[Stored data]
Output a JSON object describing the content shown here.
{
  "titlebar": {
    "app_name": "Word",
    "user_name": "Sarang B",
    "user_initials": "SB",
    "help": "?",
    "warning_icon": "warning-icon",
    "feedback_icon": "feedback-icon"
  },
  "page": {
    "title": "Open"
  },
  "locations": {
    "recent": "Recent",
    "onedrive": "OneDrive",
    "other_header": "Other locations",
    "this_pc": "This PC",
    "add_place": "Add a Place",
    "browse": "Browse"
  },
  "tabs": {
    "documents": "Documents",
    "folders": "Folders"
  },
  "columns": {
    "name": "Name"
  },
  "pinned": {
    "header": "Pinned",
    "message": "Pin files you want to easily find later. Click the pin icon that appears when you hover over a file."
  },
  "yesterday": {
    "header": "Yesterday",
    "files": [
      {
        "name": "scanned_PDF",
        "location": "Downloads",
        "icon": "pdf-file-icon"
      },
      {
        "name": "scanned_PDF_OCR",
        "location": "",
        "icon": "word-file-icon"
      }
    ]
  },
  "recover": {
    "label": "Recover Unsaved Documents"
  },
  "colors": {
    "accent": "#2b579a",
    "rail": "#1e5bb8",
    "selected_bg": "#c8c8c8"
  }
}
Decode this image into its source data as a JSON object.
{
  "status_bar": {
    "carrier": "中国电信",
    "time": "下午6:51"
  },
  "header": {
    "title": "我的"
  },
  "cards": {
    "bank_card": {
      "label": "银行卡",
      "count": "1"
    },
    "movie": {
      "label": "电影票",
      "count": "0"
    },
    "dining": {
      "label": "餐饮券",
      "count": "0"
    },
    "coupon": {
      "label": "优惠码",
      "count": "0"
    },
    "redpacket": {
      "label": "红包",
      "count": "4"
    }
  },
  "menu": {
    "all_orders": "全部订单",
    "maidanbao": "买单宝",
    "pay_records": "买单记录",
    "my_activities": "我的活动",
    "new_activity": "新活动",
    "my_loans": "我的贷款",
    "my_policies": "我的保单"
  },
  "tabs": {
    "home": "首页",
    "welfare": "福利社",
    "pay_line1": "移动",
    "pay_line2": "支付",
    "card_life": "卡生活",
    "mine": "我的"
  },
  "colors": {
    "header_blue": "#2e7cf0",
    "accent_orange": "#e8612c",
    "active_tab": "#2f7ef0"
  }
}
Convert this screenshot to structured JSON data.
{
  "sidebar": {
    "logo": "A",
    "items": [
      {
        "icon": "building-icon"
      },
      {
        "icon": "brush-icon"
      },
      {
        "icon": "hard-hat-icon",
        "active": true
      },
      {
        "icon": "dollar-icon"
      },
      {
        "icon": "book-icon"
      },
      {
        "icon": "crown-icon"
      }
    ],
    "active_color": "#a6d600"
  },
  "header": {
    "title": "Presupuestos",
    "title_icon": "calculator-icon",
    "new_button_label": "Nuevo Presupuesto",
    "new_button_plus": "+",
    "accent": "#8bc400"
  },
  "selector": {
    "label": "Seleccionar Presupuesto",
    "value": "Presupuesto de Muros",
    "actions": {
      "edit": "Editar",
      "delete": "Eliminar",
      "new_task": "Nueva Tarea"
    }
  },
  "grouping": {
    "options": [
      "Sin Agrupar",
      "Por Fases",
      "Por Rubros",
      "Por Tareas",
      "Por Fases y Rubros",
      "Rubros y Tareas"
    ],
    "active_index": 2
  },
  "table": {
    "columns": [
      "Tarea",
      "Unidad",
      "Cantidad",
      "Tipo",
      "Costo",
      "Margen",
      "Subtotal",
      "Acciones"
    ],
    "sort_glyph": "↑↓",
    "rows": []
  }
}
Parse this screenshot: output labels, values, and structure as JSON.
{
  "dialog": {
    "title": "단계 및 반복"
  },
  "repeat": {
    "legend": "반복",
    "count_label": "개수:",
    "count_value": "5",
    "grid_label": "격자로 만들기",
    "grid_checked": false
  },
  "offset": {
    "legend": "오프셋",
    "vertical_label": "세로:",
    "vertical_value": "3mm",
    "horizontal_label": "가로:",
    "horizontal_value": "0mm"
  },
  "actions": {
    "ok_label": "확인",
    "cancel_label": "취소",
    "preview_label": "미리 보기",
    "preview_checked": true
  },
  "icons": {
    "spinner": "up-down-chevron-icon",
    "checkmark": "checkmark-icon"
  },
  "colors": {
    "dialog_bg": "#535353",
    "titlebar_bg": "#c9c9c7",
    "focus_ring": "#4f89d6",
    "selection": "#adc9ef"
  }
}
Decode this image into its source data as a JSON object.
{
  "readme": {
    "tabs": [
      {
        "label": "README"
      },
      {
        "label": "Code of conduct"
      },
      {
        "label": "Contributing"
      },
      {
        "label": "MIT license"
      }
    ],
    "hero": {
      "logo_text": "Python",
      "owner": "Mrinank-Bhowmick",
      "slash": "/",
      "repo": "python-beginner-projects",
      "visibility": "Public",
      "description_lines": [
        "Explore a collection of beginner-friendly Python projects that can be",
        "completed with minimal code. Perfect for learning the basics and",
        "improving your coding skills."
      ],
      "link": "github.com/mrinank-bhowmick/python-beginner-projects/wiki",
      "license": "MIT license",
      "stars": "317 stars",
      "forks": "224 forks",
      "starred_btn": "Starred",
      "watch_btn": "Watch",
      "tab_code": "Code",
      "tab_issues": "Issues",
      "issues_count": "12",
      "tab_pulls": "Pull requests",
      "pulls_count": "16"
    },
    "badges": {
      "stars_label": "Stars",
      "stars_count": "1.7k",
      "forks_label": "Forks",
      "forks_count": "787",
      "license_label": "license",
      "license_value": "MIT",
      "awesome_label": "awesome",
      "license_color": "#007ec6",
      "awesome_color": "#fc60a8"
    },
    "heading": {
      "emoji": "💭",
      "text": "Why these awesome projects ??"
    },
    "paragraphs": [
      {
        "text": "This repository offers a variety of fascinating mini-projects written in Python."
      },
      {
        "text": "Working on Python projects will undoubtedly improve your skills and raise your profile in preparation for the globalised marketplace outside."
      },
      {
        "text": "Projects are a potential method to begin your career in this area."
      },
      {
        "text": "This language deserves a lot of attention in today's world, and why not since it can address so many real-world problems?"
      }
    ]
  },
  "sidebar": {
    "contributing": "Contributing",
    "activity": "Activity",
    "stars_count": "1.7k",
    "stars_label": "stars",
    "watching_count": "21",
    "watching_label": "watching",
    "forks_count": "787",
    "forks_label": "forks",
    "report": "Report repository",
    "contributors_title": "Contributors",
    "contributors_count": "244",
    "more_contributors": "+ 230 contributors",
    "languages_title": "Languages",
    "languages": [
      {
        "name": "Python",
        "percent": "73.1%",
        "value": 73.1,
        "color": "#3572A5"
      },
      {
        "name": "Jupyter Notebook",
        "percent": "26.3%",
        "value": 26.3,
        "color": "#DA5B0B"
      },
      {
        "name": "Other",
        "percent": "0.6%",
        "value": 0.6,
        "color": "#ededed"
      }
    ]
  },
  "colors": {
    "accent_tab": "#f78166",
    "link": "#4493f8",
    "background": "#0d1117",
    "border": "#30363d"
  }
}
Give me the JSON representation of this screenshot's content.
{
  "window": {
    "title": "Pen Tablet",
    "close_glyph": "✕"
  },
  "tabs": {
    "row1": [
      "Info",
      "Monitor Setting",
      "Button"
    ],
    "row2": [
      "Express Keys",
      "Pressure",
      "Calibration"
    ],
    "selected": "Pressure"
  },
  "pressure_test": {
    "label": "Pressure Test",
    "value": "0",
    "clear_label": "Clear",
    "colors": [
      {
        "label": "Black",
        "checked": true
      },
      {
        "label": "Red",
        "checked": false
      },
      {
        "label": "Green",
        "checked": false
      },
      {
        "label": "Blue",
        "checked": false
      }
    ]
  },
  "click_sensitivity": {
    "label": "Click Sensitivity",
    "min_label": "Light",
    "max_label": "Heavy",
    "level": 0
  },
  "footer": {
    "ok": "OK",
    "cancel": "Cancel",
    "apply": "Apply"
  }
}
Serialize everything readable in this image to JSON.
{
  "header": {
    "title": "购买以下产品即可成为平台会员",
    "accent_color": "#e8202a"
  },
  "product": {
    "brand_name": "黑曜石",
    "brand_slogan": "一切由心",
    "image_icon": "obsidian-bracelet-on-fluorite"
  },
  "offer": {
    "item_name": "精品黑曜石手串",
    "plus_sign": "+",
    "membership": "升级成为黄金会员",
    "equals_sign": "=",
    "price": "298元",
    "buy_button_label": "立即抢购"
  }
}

> Exercise prompt: Looking at the data above, show all lines where the word "JSON" occurs.

> Result of this task:
Output a JSON object describing the content shown here.
Decode this image into its source data as a JSON object.
Convert this screenshot to structured JSON data.
Parse this screenshot: output labels, values, and structure as JSON.
Decode this image into its source data as a JSON object.
Give me the JSON representation of this screenshot's content.
Serialize everything readable in this image to JSON.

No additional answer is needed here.